• **Requirement**
Extract every line of the material that holds the string "color".

Start Provided records

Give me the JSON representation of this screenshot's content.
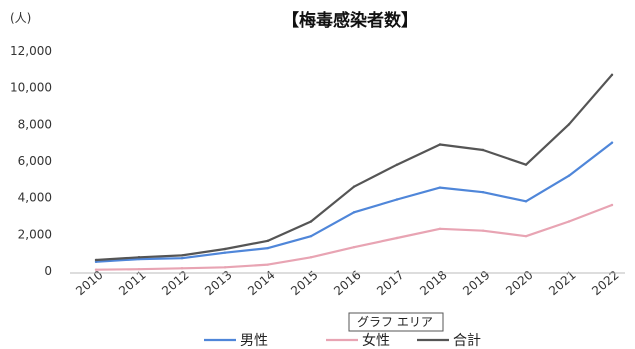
{
  "chart_data": {
    "type": "line",
    "title": "【梅毒感染者数】",
    "unit_label": "(人)",
    "categories": [
      "2010",
      "2011",
      "2012",
      "2013",
      "2014",
      "2015",
      "2016",
      "2017",
      "2018",
      "2019",
      "2020",
      "2021",
      "2022"
    ],
    "ylim": [
      0,
      12000
    ],
    "yticks": [
      "0",
      "2,000",
      "4,000",
      "6,000",
      "8,000",
      "10,000",
      "12,000"
    ],
    "ytick_values": [
      0,
      2000,
      4000,
      6000,
      8000,
      10000,
      12000
    ],
    "grid": false,
    "legend_position": "bottom",
    "series": [
      {
        "name": "男性",
        "color": "#4f86d9",
        "values": [
          500,
          650,
          700,
          1000,
          1250,
          1900,
          3200,
          3900,
          4550,
          4300,
          3800,
          5200,
          7000
        ]
      },
      {
        "name": "女性",
        "color": "#e8a4b3",
        "values": [
          70,
          100,
          150,
          200,
          350,
          750,
          1300,
          1800,
          2300,
          2200,
          1900,
          2700,
          3600
        ]
      },
      {
        "name": "合計",
        "color": "#555555",
        "values": [
          600,
          750,
          850,
          1200,
          1650,
          2700,
          4600,
          5800,
          6900,
          6600,
          5800,
          8000,
          10700
        ]
      }
    ]
  },
  "tooltip": {
    "text": "グラフ エリア"
  }
}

End Provided records

• **Result of this exercise**
        "color": "#4f86d9",
        "color": "#e8a4b3",
        "color": "#555555",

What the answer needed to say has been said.